------ Material for this task
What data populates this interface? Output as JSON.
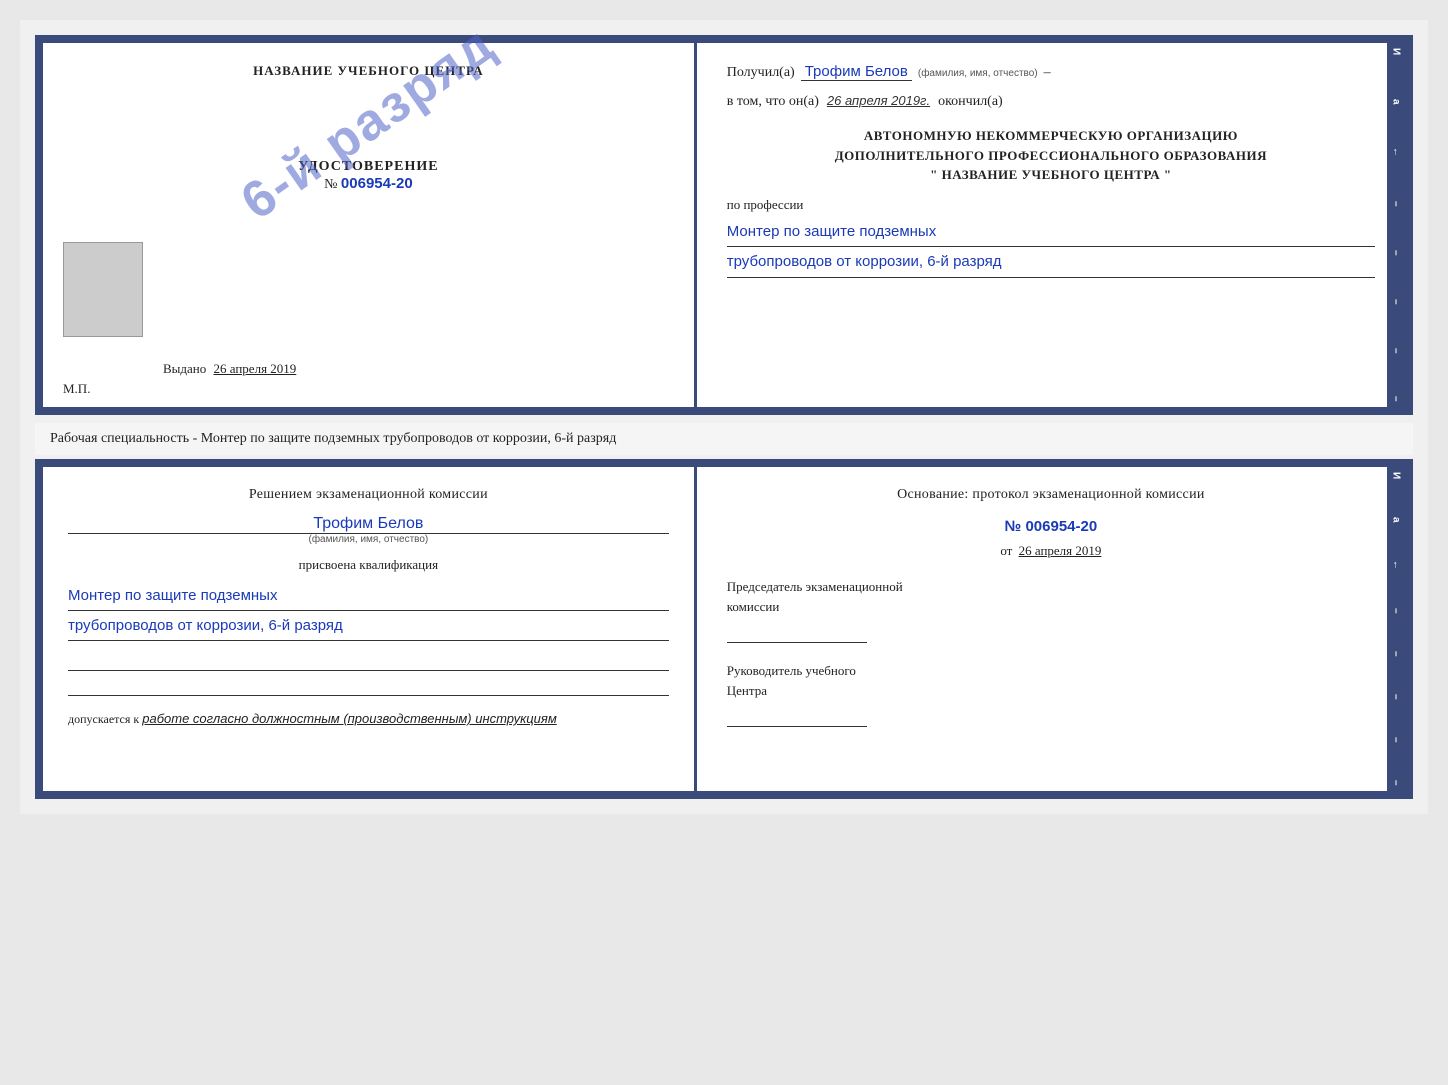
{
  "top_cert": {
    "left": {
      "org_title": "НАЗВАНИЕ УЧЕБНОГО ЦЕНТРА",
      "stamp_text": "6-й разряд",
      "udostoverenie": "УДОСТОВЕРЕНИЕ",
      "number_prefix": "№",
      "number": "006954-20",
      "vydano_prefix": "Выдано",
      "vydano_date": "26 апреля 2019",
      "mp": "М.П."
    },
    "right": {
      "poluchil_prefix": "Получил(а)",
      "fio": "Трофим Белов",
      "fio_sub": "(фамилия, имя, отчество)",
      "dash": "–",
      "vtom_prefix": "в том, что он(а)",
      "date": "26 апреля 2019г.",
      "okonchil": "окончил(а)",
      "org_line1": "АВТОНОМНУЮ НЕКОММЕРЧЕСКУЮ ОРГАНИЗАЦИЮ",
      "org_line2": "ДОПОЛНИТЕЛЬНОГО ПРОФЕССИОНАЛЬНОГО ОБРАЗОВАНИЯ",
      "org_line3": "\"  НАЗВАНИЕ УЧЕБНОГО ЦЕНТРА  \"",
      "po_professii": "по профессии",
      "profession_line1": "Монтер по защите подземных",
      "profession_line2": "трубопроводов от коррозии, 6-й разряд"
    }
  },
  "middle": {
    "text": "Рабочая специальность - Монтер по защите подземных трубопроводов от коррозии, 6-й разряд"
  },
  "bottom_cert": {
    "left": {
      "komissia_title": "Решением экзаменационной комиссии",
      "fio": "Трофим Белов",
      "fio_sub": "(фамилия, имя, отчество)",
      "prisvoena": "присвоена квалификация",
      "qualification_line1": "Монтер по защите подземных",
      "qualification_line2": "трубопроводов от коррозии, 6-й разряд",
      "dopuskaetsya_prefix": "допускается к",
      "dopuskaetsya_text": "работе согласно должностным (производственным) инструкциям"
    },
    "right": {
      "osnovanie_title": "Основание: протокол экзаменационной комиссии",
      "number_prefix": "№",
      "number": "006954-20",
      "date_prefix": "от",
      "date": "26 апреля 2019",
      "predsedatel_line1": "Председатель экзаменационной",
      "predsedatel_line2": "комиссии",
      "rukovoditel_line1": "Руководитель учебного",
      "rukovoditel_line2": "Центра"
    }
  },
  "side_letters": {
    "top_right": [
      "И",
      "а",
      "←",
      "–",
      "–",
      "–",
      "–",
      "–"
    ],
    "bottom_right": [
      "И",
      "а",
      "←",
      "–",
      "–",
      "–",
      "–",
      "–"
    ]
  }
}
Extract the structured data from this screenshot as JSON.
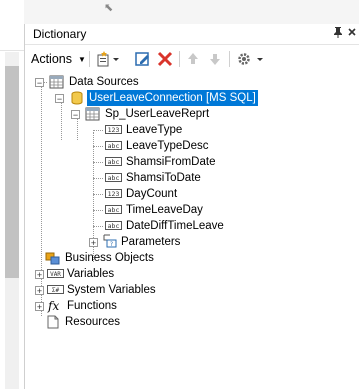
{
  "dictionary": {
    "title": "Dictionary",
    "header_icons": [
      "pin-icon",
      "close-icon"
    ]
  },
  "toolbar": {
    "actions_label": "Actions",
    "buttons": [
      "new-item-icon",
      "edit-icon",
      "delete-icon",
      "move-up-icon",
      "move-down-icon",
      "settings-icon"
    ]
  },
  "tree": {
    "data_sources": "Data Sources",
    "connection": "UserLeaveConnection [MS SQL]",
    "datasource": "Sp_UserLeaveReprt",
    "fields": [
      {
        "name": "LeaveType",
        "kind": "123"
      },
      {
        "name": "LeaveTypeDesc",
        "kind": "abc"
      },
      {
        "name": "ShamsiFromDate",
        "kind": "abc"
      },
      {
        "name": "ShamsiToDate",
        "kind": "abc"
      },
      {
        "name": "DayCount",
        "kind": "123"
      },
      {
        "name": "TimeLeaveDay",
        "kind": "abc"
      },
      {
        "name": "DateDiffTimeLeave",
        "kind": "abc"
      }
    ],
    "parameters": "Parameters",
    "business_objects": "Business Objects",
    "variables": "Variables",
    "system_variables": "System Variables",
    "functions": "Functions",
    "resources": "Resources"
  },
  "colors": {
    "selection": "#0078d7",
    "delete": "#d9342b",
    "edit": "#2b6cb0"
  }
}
------------
## What is needed
From the records above, work out how many lines contain the string "защите". Give only the number.

## Final result
3